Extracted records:
***

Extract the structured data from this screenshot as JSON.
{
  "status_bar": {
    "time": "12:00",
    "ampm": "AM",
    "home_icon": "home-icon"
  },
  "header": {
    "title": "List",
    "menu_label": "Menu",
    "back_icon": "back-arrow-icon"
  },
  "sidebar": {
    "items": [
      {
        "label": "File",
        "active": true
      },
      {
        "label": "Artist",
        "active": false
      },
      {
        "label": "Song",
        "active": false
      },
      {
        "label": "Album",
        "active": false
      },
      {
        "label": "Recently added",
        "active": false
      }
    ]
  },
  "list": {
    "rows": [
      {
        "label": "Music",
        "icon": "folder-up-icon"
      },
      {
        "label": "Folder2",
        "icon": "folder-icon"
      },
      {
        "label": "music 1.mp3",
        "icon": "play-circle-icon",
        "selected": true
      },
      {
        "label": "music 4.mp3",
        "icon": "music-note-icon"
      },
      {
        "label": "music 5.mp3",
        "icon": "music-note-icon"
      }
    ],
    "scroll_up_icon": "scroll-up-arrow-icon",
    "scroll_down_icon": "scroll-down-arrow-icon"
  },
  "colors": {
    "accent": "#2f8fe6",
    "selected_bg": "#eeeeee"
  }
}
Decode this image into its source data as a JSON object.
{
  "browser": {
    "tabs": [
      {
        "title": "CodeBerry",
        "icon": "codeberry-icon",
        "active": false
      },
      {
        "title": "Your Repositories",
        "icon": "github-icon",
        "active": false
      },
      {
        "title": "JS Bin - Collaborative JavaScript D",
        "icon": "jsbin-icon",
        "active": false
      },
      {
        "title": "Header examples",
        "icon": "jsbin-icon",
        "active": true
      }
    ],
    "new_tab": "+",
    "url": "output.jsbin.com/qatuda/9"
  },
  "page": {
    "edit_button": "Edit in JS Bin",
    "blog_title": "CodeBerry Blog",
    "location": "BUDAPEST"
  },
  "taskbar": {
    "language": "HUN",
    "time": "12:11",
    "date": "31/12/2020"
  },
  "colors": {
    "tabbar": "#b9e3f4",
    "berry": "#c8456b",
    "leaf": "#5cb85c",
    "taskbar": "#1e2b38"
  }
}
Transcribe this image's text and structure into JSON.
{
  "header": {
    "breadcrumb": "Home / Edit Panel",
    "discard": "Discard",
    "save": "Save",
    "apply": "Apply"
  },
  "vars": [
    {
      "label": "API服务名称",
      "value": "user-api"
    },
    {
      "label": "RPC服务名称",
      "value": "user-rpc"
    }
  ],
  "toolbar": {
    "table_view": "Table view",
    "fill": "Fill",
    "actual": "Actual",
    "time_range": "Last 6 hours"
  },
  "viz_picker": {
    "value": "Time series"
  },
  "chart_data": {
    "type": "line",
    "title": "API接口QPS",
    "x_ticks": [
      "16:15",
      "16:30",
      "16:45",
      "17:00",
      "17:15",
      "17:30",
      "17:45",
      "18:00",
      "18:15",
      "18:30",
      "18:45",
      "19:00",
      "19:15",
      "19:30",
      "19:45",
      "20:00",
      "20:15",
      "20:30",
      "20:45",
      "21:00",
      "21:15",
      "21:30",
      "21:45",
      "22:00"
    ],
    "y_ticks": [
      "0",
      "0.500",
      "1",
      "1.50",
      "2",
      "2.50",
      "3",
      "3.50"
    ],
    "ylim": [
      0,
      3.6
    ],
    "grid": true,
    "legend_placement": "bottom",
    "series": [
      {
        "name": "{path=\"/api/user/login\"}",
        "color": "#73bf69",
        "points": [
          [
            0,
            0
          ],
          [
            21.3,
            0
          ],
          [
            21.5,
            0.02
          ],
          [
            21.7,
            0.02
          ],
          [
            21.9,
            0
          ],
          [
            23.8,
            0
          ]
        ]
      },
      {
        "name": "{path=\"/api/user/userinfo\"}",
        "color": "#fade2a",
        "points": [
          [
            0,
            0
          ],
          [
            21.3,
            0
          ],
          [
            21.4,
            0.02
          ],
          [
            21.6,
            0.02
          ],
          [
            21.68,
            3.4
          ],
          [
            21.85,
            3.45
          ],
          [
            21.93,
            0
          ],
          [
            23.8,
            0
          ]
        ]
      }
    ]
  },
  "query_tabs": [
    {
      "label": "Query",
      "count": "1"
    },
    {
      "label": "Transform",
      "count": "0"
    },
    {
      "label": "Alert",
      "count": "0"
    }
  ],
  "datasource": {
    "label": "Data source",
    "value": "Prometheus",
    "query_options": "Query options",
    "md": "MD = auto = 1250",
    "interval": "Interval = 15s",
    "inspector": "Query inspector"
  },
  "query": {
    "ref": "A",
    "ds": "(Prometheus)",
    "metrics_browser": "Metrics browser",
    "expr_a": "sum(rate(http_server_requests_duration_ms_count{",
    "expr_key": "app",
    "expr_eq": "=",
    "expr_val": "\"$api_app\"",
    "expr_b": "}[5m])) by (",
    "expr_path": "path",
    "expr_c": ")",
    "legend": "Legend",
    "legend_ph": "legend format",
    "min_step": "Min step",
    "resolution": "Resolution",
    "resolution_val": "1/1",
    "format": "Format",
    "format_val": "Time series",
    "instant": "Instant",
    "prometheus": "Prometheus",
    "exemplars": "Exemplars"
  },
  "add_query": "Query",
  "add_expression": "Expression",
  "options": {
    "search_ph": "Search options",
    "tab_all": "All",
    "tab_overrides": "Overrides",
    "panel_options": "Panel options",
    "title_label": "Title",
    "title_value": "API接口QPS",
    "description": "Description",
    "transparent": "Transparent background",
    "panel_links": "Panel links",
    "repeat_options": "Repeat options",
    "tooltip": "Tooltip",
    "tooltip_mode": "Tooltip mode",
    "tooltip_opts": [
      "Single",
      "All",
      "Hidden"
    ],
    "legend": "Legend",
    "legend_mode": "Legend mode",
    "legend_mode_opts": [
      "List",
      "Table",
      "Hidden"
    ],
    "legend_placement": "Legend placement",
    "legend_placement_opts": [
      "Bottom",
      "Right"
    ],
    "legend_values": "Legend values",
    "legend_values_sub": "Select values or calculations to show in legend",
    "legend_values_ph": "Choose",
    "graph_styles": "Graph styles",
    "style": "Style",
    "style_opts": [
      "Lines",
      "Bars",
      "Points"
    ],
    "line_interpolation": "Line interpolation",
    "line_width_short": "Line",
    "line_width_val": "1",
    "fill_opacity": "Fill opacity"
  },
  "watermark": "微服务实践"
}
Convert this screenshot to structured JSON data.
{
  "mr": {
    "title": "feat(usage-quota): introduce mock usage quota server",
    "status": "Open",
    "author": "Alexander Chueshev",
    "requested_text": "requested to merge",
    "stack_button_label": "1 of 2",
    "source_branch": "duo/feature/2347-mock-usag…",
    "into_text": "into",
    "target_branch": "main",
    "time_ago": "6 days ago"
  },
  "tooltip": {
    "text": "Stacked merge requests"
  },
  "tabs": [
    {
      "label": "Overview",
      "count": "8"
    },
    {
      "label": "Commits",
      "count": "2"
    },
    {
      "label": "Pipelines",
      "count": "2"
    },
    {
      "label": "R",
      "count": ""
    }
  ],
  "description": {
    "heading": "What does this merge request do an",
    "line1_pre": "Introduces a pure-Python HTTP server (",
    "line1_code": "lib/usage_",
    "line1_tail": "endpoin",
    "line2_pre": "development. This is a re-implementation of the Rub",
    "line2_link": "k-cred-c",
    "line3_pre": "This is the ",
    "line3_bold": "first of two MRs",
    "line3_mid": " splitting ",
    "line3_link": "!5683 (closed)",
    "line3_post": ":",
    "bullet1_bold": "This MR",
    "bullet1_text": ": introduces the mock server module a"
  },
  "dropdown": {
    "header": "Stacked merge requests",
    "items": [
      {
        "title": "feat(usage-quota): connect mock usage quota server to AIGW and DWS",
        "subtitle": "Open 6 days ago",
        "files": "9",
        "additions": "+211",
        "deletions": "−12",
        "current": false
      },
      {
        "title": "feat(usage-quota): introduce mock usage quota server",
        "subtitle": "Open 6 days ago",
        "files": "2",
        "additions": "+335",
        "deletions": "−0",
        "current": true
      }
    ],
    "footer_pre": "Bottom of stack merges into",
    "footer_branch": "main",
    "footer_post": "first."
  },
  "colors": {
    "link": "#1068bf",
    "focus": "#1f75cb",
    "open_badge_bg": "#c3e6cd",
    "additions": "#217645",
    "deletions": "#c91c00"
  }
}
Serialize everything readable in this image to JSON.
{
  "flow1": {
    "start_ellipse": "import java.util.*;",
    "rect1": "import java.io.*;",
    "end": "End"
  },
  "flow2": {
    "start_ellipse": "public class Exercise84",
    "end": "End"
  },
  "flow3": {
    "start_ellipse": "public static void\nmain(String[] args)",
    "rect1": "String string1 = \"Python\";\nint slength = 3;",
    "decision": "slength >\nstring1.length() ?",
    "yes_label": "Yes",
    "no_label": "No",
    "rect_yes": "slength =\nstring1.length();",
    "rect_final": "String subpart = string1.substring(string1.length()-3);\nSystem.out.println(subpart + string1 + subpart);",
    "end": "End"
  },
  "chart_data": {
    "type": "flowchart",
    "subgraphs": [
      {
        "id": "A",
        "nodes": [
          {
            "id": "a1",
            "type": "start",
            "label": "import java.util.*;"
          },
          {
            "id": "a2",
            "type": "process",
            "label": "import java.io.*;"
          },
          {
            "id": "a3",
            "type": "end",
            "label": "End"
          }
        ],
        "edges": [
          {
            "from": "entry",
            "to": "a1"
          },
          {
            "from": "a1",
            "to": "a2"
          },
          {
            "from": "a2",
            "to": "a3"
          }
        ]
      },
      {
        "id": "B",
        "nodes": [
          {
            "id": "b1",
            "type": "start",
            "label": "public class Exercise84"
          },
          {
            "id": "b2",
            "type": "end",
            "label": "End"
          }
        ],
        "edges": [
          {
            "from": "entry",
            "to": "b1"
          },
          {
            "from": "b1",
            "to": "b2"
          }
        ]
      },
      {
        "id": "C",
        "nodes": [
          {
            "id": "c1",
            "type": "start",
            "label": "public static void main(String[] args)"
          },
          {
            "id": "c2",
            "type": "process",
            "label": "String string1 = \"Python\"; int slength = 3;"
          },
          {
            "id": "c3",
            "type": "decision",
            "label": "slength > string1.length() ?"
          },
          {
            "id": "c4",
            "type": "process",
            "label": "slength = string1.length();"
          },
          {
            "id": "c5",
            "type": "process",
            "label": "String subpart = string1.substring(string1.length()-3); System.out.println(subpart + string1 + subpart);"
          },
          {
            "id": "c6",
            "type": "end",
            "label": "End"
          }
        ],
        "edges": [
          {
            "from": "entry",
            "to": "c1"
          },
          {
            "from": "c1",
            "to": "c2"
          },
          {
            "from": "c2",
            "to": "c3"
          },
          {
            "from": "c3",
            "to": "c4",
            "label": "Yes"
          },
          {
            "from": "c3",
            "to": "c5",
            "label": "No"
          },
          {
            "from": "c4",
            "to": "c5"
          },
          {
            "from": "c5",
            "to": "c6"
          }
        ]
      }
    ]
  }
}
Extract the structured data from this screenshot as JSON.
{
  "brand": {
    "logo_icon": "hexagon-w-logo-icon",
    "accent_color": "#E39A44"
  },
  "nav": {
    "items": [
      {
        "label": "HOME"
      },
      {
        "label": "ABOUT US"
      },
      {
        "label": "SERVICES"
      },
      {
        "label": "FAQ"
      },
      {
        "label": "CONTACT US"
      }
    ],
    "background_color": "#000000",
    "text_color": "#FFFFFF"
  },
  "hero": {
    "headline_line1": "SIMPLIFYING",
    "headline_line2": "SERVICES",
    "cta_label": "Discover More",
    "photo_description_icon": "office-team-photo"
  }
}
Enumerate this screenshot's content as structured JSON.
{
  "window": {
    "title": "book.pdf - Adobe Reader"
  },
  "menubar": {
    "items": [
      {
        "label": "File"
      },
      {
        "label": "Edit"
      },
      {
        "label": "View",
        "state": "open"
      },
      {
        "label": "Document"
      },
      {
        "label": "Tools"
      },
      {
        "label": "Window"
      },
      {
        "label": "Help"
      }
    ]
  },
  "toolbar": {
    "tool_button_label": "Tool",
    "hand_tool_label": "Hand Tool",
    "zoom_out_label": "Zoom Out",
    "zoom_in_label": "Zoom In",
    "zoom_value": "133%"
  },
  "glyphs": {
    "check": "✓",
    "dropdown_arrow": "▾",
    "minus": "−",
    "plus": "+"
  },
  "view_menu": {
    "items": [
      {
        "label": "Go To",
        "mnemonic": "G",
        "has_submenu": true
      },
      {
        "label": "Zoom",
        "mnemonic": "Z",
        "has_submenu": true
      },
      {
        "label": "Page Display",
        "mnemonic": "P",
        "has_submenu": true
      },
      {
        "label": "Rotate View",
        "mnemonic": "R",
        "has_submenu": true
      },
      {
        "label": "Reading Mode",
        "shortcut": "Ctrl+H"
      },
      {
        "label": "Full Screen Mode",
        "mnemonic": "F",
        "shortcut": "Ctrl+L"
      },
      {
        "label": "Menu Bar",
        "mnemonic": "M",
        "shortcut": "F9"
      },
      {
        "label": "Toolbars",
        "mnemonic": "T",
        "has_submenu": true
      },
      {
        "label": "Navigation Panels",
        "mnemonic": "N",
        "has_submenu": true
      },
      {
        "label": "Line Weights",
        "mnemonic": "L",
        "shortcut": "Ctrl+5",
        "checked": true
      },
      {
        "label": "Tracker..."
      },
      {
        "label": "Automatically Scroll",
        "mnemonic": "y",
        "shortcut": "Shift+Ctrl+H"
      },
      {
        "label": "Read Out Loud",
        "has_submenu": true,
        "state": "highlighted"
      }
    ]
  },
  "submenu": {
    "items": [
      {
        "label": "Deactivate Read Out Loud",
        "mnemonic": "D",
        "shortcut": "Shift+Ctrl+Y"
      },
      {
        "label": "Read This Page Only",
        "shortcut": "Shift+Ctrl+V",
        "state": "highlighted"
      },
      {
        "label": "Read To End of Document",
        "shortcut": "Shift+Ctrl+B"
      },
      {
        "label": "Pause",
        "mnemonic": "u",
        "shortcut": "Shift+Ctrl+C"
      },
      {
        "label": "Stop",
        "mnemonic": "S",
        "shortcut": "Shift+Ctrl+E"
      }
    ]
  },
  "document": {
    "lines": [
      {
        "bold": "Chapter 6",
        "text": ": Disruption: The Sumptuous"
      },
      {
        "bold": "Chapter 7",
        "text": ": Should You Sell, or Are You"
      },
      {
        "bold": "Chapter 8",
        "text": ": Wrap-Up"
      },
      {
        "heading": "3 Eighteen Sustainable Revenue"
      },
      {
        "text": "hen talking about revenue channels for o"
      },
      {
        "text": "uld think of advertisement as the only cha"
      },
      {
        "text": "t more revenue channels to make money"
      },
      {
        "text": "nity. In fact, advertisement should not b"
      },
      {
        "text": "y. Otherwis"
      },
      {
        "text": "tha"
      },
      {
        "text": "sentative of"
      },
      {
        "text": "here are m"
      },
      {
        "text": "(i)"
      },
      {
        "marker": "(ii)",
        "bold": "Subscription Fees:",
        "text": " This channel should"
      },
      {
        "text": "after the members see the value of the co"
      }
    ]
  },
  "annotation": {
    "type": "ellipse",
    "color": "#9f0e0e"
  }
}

***

WHAT TO WORK ON:
Collect the lines that hold "shortcut".

REPLY TO THE TASK:
        "shortcut": "Ctrl+H"
        "shortcut": "Ctrl+L"
        "shortcut": "F9"
        "shortcut": "Ctrl+5",
        "shortcut": "Shift+Ctrl+H"
        "shortcut": "Shift+Ctrl+Y"
        "shortcut": "Shift+Ctrl+V",
        "shortcut": "Shift+Ctrl+B"
        "shortcut": "Shift+Ctrl+C"
        "shortcut": "Shift+Ctrl+E"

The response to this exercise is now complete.